=== Begin Enclosure ===

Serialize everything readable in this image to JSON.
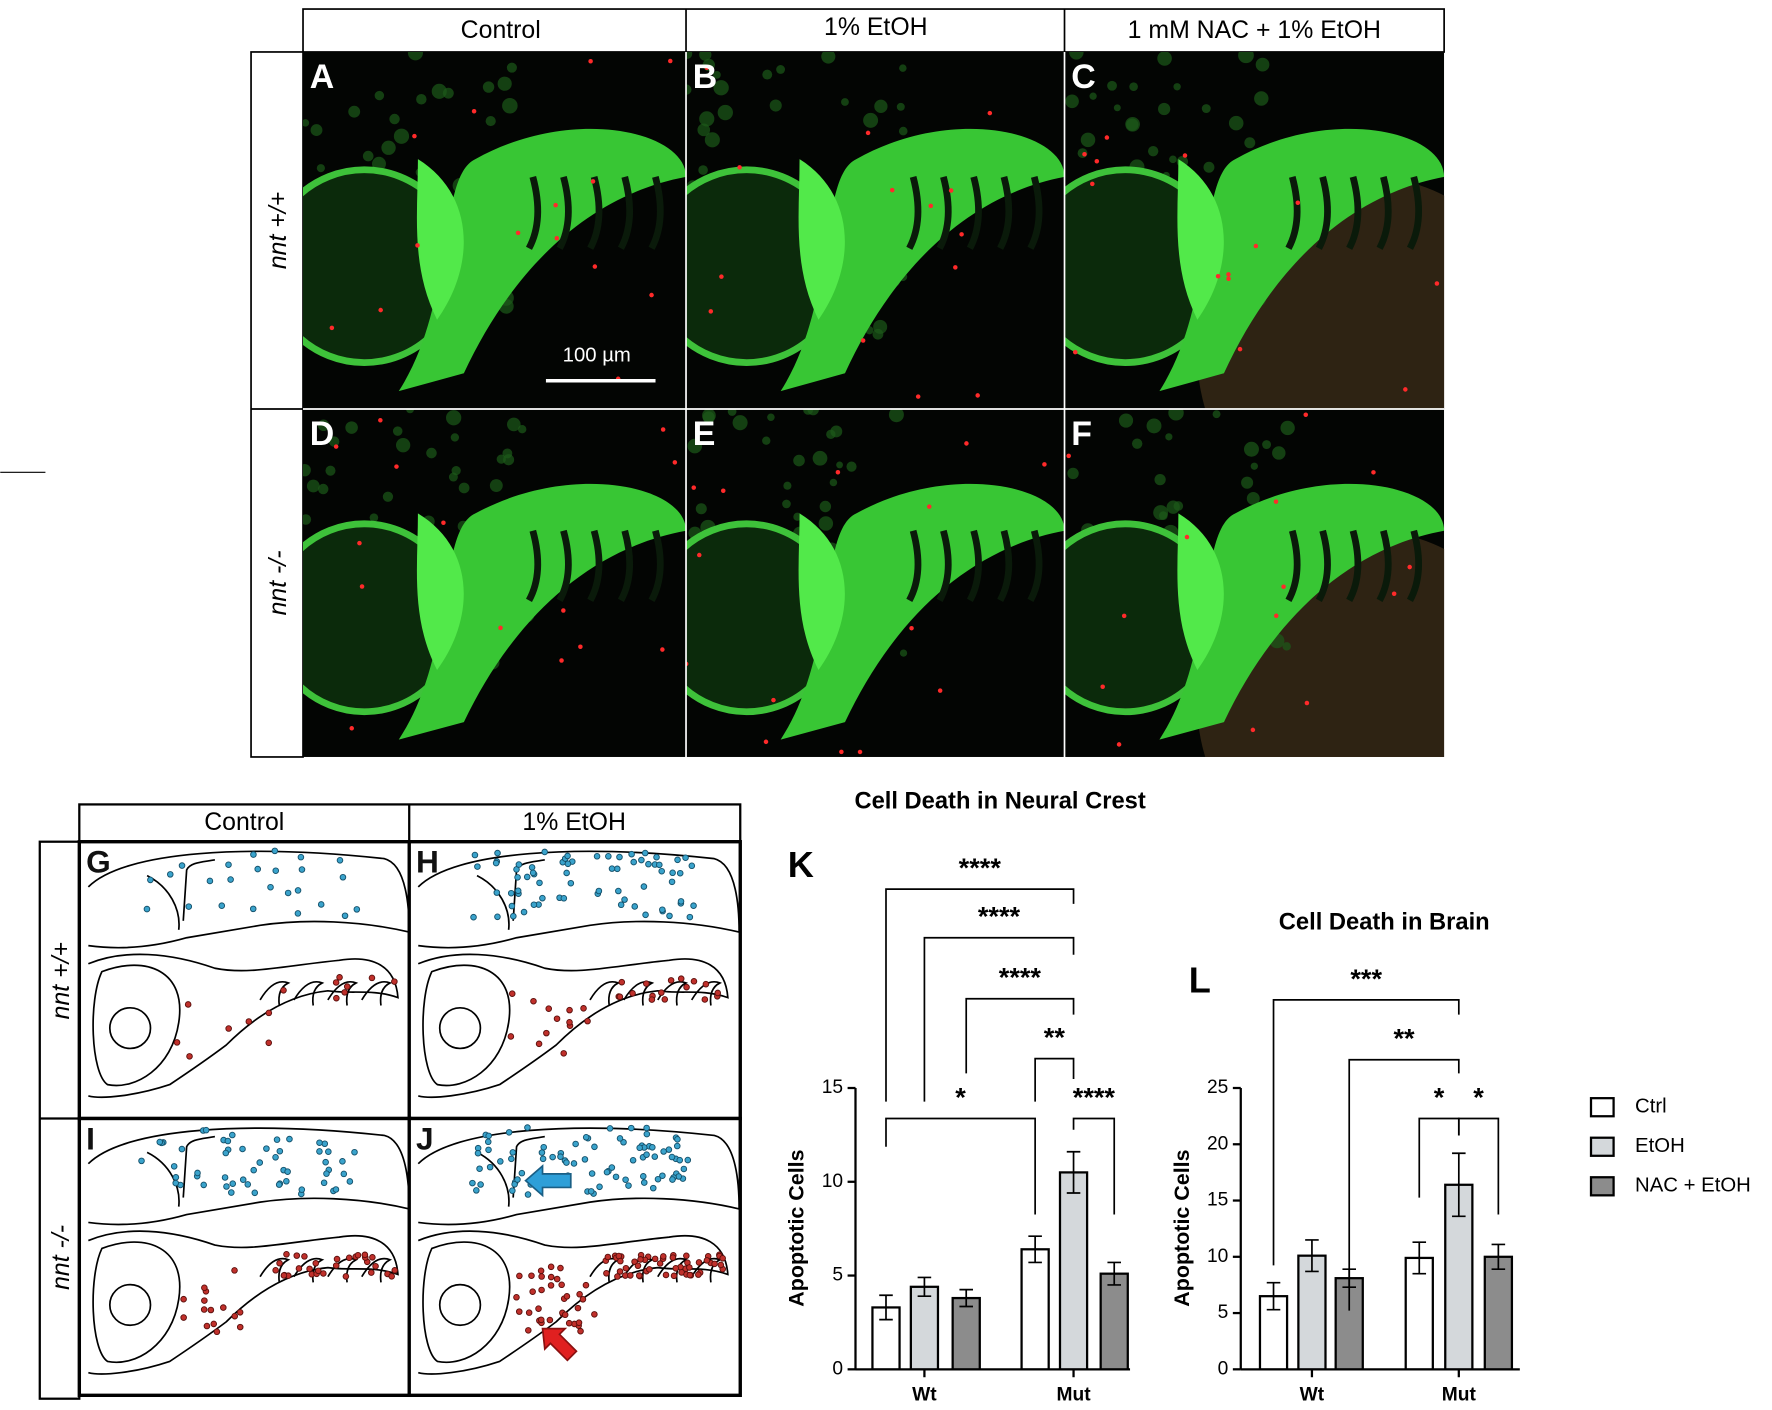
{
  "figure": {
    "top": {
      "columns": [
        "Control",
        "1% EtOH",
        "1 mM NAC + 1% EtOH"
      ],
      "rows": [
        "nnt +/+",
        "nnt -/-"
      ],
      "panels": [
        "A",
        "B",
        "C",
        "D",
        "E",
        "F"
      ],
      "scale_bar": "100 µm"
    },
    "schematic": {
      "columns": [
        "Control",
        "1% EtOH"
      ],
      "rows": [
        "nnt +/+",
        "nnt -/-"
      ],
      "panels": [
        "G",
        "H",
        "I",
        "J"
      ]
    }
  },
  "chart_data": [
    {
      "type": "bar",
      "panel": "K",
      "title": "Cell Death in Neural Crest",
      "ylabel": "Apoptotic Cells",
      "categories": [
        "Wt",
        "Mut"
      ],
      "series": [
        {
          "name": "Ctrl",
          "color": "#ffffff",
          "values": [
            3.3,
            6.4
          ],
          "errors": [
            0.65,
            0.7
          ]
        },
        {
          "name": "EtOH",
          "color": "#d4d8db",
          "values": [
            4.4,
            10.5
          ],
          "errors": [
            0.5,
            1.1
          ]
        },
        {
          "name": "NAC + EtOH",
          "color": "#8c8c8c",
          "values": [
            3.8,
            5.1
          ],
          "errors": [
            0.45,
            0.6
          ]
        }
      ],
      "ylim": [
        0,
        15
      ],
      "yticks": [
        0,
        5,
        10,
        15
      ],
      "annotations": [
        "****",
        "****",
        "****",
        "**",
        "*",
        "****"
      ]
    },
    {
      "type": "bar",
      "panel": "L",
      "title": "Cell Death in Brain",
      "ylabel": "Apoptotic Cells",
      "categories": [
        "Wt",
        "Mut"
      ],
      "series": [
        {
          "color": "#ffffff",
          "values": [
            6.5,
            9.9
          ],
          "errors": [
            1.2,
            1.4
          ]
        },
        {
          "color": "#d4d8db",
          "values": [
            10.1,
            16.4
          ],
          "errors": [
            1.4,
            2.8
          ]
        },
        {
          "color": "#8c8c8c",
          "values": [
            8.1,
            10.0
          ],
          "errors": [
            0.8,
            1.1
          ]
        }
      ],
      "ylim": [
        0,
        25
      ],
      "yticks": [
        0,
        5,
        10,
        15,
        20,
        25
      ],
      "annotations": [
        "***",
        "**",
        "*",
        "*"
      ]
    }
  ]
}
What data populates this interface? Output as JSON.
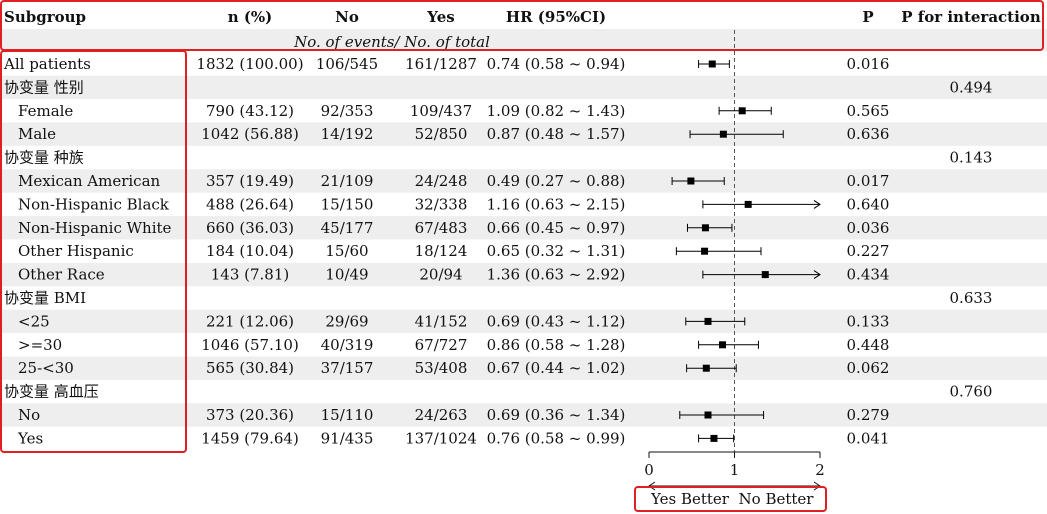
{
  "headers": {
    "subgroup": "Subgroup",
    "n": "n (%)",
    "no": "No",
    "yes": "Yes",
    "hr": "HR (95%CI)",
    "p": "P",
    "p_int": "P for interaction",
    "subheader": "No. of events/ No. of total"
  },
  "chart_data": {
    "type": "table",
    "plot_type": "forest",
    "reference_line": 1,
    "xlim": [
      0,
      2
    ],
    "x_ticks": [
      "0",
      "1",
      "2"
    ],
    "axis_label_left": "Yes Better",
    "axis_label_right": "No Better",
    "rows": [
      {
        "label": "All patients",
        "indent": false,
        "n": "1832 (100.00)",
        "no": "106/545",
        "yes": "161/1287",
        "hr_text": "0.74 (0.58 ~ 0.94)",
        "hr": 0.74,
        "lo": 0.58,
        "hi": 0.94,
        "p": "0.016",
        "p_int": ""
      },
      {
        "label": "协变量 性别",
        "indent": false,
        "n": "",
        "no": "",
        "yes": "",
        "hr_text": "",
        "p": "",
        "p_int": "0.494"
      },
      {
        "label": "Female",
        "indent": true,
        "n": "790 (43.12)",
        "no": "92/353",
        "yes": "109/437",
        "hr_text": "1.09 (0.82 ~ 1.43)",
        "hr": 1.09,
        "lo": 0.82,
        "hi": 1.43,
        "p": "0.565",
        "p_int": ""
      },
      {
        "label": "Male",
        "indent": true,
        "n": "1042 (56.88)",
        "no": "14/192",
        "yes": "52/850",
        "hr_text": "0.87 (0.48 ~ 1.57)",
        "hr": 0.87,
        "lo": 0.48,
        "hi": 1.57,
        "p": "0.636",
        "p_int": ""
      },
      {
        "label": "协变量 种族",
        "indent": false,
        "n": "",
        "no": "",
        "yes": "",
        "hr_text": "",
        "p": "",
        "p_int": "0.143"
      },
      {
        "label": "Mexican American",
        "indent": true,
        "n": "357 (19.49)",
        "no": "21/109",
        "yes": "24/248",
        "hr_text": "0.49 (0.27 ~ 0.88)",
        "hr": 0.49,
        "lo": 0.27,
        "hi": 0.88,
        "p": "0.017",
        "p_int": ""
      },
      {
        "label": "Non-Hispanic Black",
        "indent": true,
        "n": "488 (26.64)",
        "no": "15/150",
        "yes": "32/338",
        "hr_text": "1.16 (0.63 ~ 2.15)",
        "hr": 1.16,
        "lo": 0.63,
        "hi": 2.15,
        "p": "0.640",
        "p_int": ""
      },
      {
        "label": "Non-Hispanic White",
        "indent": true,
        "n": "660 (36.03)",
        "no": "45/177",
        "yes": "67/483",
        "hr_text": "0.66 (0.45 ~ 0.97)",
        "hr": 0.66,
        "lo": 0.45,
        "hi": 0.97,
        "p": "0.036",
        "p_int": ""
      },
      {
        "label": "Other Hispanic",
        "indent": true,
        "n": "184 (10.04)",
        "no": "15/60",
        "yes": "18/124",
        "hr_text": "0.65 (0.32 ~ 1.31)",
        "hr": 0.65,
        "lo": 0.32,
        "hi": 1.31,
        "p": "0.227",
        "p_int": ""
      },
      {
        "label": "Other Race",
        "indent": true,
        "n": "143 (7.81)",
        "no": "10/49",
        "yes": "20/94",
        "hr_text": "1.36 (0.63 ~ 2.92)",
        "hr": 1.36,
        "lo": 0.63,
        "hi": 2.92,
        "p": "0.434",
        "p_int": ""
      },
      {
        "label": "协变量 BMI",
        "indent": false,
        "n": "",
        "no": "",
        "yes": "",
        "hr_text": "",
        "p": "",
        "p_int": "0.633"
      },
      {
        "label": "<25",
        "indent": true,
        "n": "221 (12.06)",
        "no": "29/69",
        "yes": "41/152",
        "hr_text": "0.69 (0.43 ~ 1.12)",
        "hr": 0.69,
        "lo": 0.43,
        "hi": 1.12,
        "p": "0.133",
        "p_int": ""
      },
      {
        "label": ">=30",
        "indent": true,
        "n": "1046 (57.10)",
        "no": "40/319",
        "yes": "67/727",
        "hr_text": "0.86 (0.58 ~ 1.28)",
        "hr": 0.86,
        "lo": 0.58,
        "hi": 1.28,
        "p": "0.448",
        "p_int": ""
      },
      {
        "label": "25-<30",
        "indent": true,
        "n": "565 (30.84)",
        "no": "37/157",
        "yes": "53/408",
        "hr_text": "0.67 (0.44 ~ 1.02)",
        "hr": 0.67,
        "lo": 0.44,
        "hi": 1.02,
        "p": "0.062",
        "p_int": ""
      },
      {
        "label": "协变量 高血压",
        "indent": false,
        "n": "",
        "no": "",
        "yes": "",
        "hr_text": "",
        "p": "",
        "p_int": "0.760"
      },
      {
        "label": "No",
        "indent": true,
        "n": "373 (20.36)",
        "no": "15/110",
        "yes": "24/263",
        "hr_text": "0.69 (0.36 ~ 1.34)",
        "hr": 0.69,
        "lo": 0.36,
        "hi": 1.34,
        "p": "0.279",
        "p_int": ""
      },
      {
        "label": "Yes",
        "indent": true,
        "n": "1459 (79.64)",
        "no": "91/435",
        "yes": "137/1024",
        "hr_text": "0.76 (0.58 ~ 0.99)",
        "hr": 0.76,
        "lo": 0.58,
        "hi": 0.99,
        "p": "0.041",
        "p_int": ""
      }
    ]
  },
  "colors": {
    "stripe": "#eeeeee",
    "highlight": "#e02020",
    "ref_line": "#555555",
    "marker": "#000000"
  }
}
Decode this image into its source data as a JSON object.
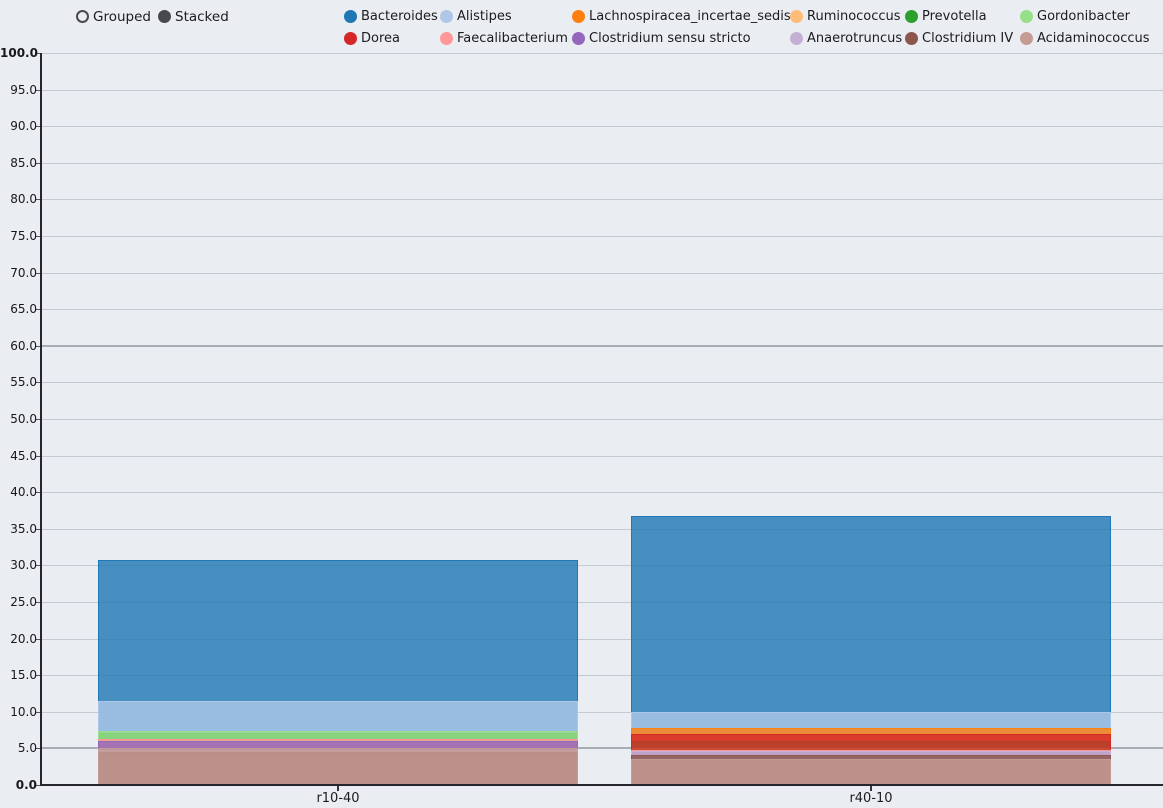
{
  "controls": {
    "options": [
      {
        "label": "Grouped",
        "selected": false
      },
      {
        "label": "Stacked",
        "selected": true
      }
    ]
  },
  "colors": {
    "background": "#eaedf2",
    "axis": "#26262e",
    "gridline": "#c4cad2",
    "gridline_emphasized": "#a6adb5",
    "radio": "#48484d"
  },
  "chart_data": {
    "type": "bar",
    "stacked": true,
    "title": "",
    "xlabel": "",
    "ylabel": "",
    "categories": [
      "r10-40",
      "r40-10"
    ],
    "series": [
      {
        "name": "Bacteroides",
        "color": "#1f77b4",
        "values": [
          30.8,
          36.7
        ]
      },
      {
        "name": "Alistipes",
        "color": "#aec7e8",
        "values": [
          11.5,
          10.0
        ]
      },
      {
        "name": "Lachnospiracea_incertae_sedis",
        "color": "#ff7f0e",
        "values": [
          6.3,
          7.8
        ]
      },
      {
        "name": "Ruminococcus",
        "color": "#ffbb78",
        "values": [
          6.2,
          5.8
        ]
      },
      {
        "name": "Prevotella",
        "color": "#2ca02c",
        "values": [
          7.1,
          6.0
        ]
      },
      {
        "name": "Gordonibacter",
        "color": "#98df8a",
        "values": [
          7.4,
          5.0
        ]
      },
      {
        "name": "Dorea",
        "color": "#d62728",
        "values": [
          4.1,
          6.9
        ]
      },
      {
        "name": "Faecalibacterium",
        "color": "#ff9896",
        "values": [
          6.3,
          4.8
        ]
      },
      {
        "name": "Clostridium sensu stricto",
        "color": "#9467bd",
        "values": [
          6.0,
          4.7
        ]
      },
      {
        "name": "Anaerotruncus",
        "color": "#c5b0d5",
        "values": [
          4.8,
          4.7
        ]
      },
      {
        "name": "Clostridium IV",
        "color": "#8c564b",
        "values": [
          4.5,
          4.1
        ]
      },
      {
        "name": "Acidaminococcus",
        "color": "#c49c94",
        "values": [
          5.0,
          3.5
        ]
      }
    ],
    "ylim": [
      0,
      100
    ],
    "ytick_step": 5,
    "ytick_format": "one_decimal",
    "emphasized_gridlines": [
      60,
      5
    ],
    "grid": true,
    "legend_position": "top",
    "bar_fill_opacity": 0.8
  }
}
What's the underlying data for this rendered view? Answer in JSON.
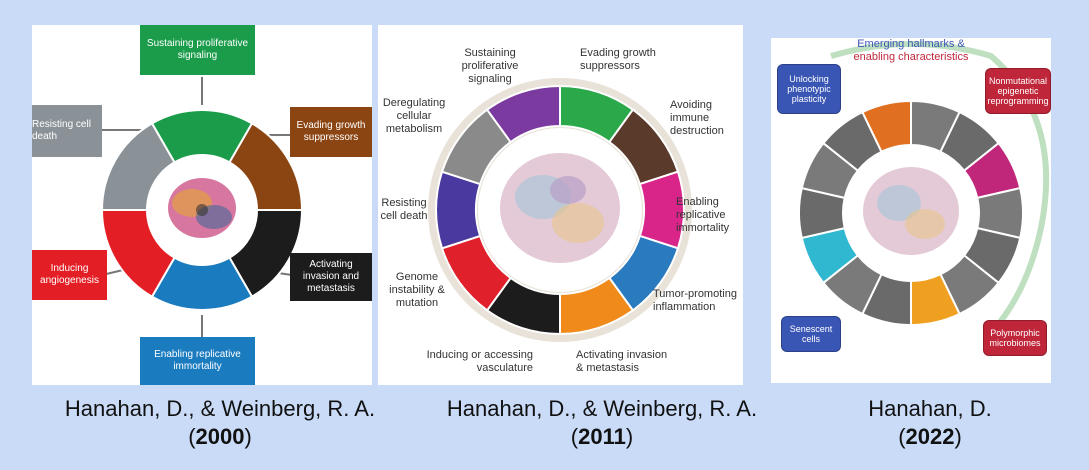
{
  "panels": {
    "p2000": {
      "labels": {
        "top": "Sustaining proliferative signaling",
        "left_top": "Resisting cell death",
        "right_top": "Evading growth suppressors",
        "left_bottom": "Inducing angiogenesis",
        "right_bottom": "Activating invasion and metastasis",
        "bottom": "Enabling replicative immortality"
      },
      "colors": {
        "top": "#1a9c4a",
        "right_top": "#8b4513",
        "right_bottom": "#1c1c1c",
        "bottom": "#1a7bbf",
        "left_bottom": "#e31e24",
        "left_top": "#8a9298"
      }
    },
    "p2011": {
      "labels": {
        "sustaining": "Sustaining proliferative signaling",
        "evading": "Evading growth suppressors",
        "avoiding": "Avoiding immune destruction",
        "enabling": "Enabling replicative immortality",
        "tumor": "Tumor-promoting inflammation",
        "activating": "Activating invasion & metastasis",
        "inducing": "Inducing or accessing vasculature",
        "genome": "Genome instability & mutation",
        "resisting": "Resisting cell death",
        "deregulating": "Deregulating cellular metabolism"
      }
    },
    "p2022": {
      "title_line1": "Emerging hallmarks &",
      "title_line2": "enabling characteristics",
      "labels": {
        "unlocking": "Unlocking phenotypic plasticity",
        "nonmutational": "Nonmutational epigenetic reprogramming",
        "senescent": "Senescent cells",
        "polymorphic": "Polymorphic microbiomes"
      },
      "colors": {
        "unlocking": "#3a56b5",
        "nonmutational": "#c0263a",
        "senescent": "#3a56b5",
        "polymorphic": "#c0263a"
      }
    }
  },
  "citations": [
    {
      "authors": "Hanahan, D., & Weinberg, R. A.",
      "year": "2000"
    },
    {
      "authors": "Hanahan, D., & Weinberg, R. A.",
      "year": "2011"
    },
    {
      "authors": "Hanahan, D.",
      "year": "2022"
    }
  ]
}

=== End Enclosure ===

Exercise objective:
Work through the entries, filtering for the string "Better", and copy each line that holds it.

Task result:
    "axis_label_left": "Yes Better",
    "axis_label_right": "No Better",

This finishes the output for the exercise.